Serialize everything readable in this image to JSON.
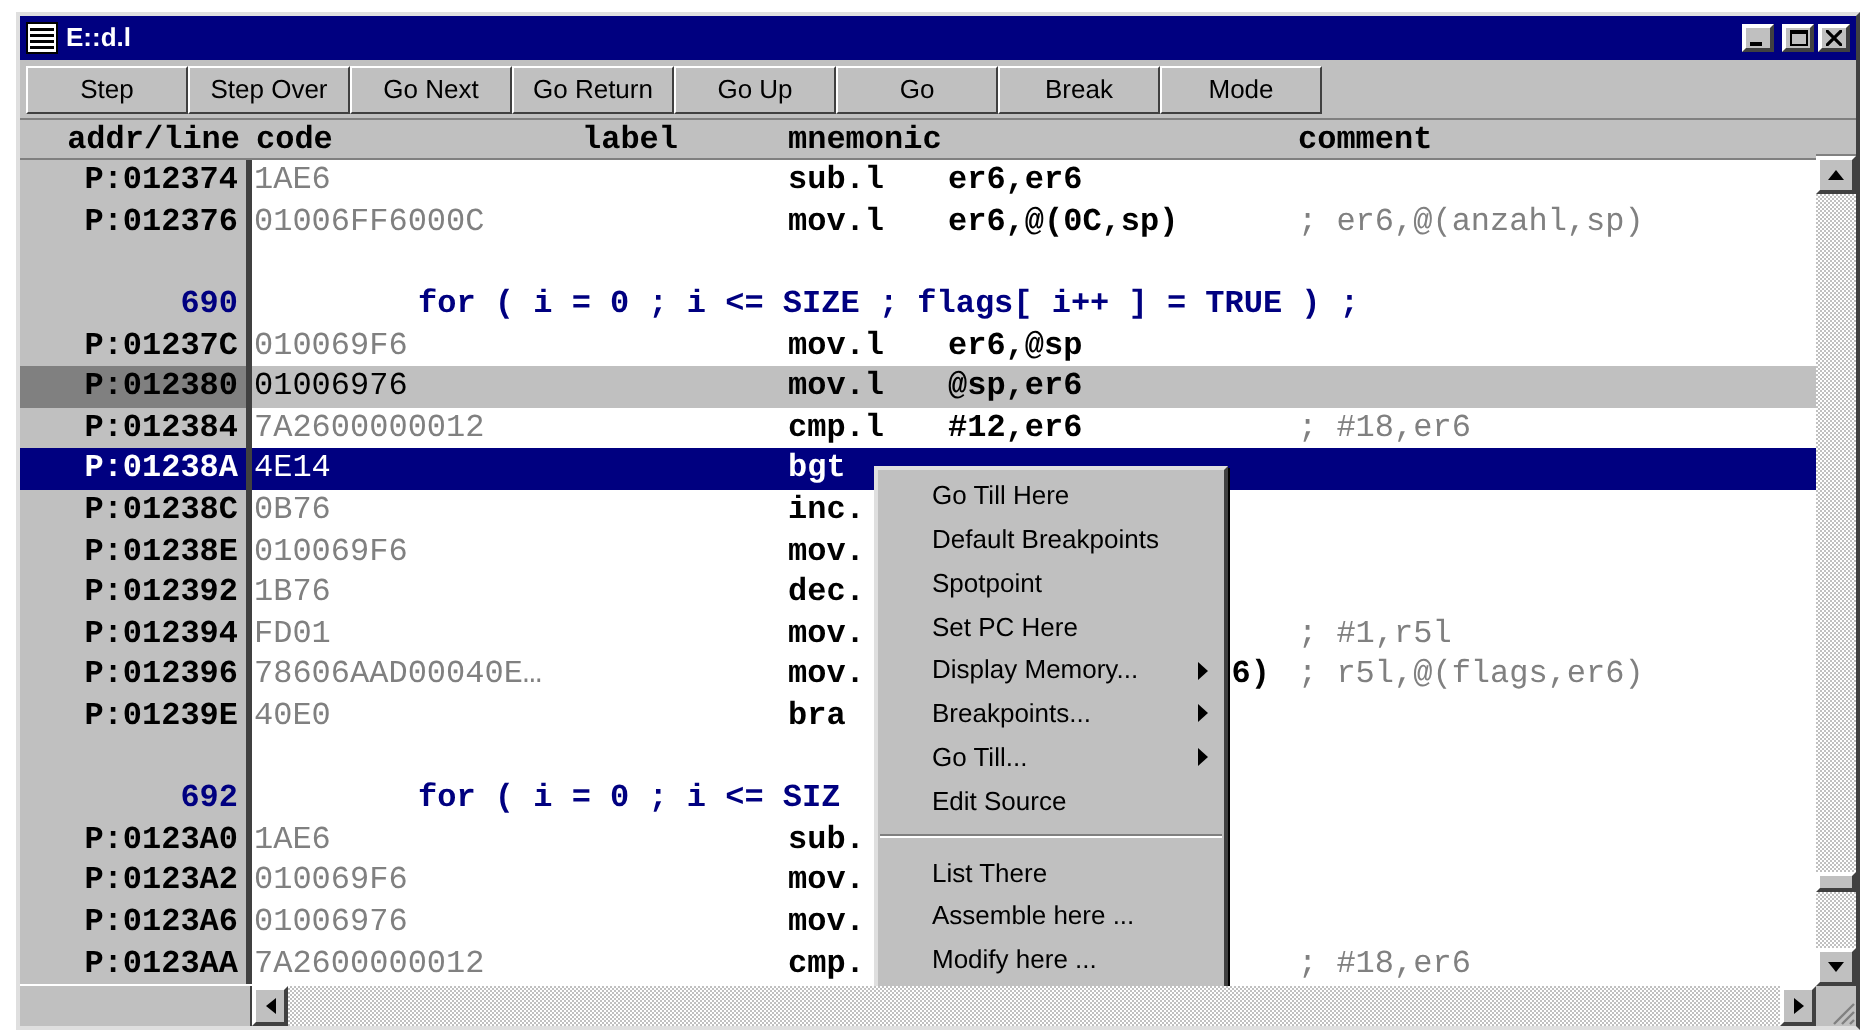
{
  "window": {
    "title": "E::d.l"
  },
  "toolbar": [
    "Step",
    "Step Over",
    "Go Next",
    "Go Return",
    "Go Up",
    "Go",
    "Break",
    "Mode"
  ],
  "columns": [
    "addr/line",
    "code",
    "label",
    "mnemonic",
    "comment"
  ],
  "rows": [
    {
      "kind": "instr",
      "addr": "P:012374",
      "code": "1AE6",
      "mnemonic": "sub.l",
      "operand": "er6,er6",
      "selected": false,
      "marked": false
    },
    {
      "kind": "instr",
      "addr": "P:012376",
      "code": "01006FF6000C",
      "mnemonic": "mov.l",
      "operand": "er6,@(0C,sp)",
      "comment": "; er6,@(anzahl,sp)",
      "selected": false,
      "marked": false
    },
    {
      "kind": "blank"
    },
    {
      "kind": "source",
      "line": "690",
      "text": "for ( i = 0 ; i <= SIZE ; flags[ i++ ] = TRUE ) ;"
    },
    {
      "kind": "instr",
      "addr": "P:01237C",
      "code": "010069F6",
      "mnemonic": "mov.l",
      "operand": "er6,@sp",
      "selected": false,
      "marked": false
    },
    {
      "kind": "instr",
      "addr": "P:012380",
      "code": "01006976",
      "mnemonic": "mov.l",
      "operand": "@sp,er6",
      "selected": false,
      "marked": true
    },
    {
      "kind": "instr",
      "addr": "P:012384",
      "code": "7A2600000012",
      "mnemonic": "cmp.l",
      "operand": "#12,er6",
      "comment": "; #18,er6",
      "selected": false,
      "marked": false
    },
    {
      "kind": "instr",
      "addr": "P:01238A",
      "code": "4E14",
      "mnemonic": "bgt",
      "selected": true,
      "marked": false
    },
    {
      "kind": "instr",
      "addr": "P:01238C",
      "code": "0B76",
      "mnemonic": "inc.",
      "selected": false,
      "marked": false
    },
    {
      "kind": "instr",
      "addr": "P:01238E",
      "code": "010069F6",
      "mnemonic": "mov.",
      "selected": false,
      "marked": false
    },
    {
      "kind": "instr",
      "addr": "P:012392",
      "code": "1B76",
      "mnemonic": "dec.",
      "selected": false,
      "marked": false
    },
    {
      "kind": "instr",
      "addr": "P:012394",
      "code": "FD01",
      "mnemonic": "mov.",
      "comment": "; #1,r5l",
      "selected": false,
      "marked": false
    },
    {
      "kind": "instr",
      "addr": "P:012396",
      "code": "78606AAD00040E…",
      "mnemonic": "mov.",
      "operand": "6)",
      "comment": "; r5l,@(flags,er6)",
      "selected": false,
      "marked": false,
      "clipped": true
    },
    {
      "kind": "instr",
      "addr": "P:01239E",
      "code": "40E0",
      "mnemonic": "bra",
      "selected": false,
      "marked": false
    },
    {
      "kind": "blank"
    },
    {
      "kind": "source",
      "line": "692",
      "text": "for ( i = 0 ; i <= SIZ"
    },
    {
      "kind": "instr",
      "addr": "P:0123A0",
      "code": "1AE6",
      "mnemonic": "sub.",
      "selected": false,
      "marked": false
    },
    {
      "kind": "instr",
      "addr": "P:0123A2",
      "code": "010069F6",
      "mnemonic": "mov.",
      "selected": false,
      "marked": false
    },
    {
      "kind": "instr",
      "addr": "P:0123A6",
      "code": "01006976",
      "mnemonic": "mov.",
      "selected": false,
      "marked": false
    },
    {
      "kind": "instr",
      "addr": "P:0123AA",
      "code": "7A2600000012",
      "mnemonic": "cmp.",
      "comment": "; #18,er6",
      "selected": false,
      "marked": false
    }
  ],
  "context_menu": [
    {
      "kind": "item",
      "label": "Go Till Here",
      "submenu": false
    },
    {
      "kind": "item",
      "label": "Default Breakpoints",
      "submenu": false
    },
    {
      "kind": "item",
      "label": "Spotpoint",
      "submenu": false
    },
    {
      "kind": "item",
      "label": "Set PC Here",
      "submenu": false
    },
    {
      "kind": "item",
      "label": "Display Memory...",
      "submenu": true
    },
    {
      "kind": "item",
      "label": "Breakpoints...",
      "submenu": true
    },
    {
      "kind": "item",
      "label": "Go Till...",
      "submenu": true
    },
    {
      "kind": "item",
      "label": "Edit Source",
      "submenu": false
    },
    {
      "kind": "separator"
    },
    {
      "kind": "item",
      "label": "List There",
      "submenu": false
    },
    {
      "kind": "item",
      "label": "Assemble here ...",
      "submenu": false
    },
    {
      "kind": "item",
      "label": "Modify here ...",
      "submenu": false
    }
  ]
}
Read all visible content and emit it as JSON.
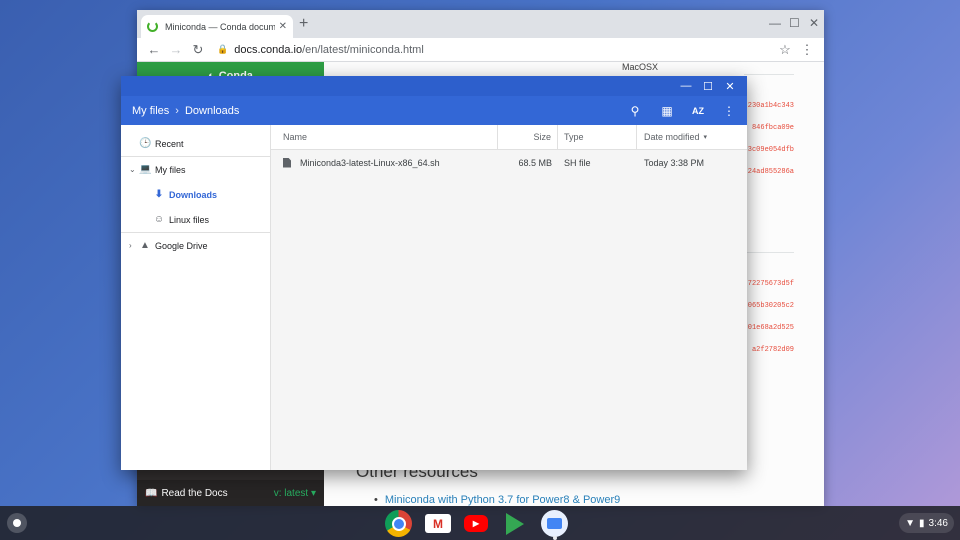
{
  "browser": {
    "tab_title": "Miniconda — Conda documentati",
    "url_host": "docs.conda.io",
    "url_path": "/en/latest/miniconda.html",
    "icons": {
      "back": "arrow-left-icon",
      "forward": "arrow-right-icon",
      "reload": "reload-icon",
      "star": "star-icon",
      "menu": "kebab-menu-icon"
    }
  },
  "docs": {
    "sidebar_brand": "Conda",
    "column_header": "MacOSX",
    "hashes_top": [
      "230a1b4c343",
      "846fbca09e",
      "3c09e054dfb",
      "24ad855286a"
    ],
    "hashes_bottom": [
      "72275673d5f",
      "065b30205c2",
      "01e68a2d525",
      "a2f2782d09"
    ],
    "other_resources": "Other resources",
    "link_power": "Miniconda with Python 3.7 for Power8 & Power9",
    "read_the_docs": "Read the Docs",
    "version": "v: latest"
  },
  "files_app": {
    "breadcrumb": [
      "My files",
      "Downloads"
    ],
    "nav": {
      "recent": "Recent",
      "my_files": "My files",
      "downloads": "Downloads",
      "linux_files": "Linux files",
      "google_drive": "Google Drive"
    },
    "columns": {
      "name": "Name",
      "size": "Size",
      "type": "Type",
      "date": "Date modified"
    },
    "files": [
      {
        "name": "Miniconda3-latest-Linux-x86_64.sh",
        "size": "68.5 MB",
        "type": "SH file",
        "date": "Today 3:38 PM"
      }
    ],
    "sort_label": "AZ"
  },
  "shelf": {
    "apps": [
      "Chrome",
      "Gmail",
      "YouTube",
      "Play Store",
      "Files"
    ],
    "time": "3:46"
  },
  "colors": {
    "accent": "#3367d6",
    "rtd_green": "#2e9e45"
  }
}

┄┄┄┄┄┄┄┄┄┄┄┄┄┄┄┄┄┄┄┄

Take every line containing the word "operand" and copy it.

      "operand": "er6,er6",
      "operand": "er6,@(0C,sp)",
      "operand": "er6,@sp",
      "operand": "@sp,er6",
      "operand": "#12,er6",
      "operand": "6)",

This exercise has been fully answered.